Work to be completed ::
Gather, from the data below, each line in which the word "passes" occurs.

The records ::
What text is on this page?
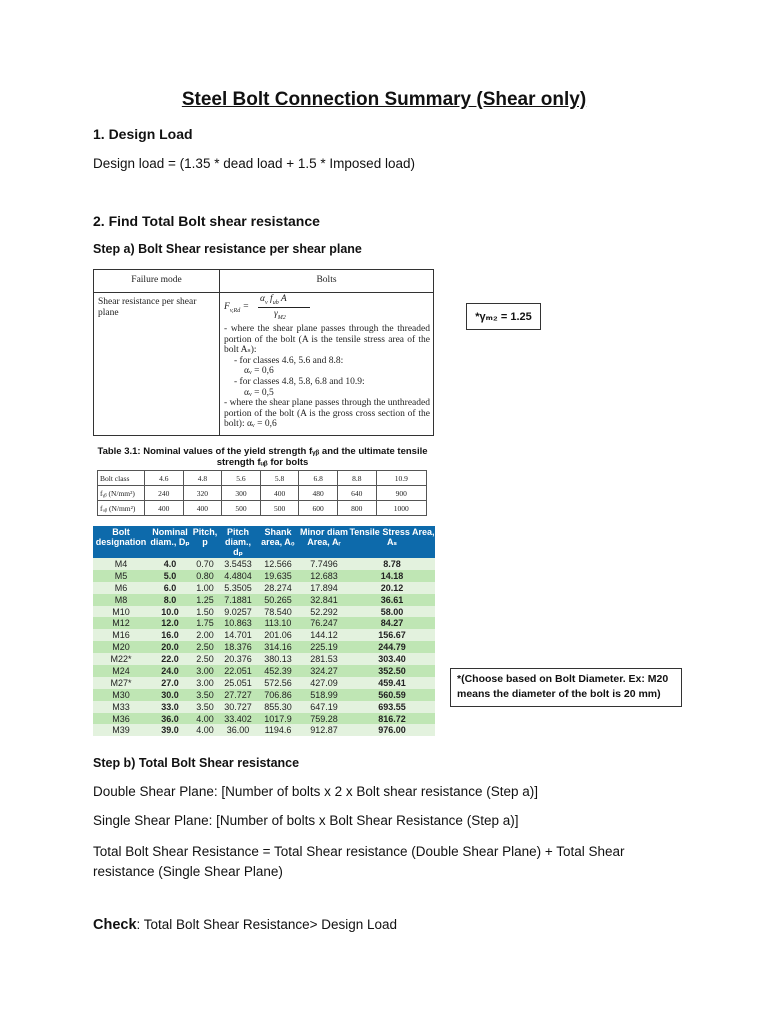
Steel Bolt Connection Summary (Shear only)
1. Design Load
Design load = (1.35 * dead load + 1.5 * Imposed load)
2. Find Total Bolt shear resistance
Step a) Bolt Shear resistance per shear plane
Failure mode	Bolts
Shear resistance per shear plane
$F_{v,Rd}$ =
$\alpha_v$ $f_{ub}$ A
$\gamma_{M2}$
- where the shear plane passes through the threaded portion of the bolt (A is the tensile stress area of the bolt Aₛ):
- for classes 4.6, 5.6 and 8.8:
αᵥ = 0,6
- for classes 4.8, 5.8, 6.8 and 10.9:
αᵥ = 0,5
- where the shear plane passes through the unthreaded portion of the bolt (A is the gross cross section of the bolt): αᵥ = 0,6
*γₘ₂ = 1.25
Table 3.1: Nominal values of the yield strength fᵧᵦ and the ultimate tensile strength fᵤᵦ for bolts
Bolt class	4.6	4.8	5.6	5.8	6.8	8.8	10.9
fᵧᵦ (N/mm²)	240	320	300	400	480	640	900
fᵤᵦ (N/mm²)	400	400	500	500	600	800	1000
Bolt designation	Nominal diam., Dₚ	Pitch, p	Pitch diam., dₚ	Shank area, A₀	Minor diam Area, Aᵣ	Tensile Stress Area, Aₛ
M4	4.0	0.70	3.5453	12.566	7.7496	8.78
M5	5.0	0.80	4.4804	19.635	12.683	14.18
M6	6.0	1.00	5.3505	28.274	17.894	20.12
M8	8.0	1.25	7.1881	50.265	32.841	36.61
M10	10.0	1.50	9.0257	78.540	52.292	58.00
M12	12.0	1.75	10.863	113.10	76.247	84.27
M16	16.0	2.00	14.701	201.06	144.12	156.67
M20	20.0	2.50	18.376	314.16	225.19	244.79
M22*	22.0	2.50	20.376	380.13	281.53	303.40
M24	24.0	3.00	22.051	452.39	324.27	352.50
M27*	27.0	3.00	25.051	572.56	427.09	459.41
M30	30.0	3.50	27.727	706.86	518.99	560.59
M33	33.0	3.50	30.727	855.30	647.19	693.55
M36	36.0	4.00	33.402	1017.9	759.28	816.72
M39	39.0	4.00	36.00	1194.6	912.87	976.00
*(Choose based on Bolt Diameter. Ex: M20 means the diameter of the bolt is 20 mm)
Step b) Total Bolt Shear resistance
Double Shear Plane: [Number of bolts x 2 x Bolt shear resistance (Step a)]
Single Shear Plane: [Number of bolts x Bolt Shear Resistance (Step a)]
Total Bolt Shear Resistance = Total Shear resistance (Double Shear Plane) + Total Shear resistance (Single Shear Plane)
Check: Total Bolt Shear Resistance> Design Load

--

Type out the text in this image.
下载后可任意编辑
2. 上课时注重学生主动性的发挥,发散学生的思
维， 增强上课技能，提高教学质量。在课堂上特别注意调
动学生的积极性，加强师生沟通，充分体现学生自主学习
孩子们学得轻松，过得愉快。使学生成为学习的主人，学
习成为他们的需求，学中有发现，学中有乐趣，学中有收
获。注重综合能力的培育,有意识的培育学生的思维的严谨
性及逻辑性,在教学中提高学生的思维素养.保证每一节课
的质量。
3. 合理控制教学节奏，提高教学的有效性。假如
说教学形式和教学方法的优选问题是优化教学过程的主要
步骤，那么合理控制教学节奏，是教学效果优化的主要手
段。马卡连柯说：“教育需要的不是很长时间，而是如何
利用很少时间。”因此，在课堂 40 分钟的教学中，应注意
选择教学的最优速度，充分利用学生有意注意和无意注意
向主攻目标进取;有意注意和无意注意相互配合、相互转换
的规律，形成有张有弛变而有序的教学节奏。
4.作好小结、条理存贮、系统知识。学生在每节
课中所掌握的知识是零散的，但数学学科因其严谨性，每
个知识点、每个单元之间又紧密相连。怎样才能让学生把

Solution to this problem ::
- where the shear plane passes through the threaded portion of the bolt (A is the tensile stress area of the bolt Aₛ):
- where the shear plane passes through the unthreaded portion of the bolt (A is the gross cross section of the bolt): αᵥ = 0,6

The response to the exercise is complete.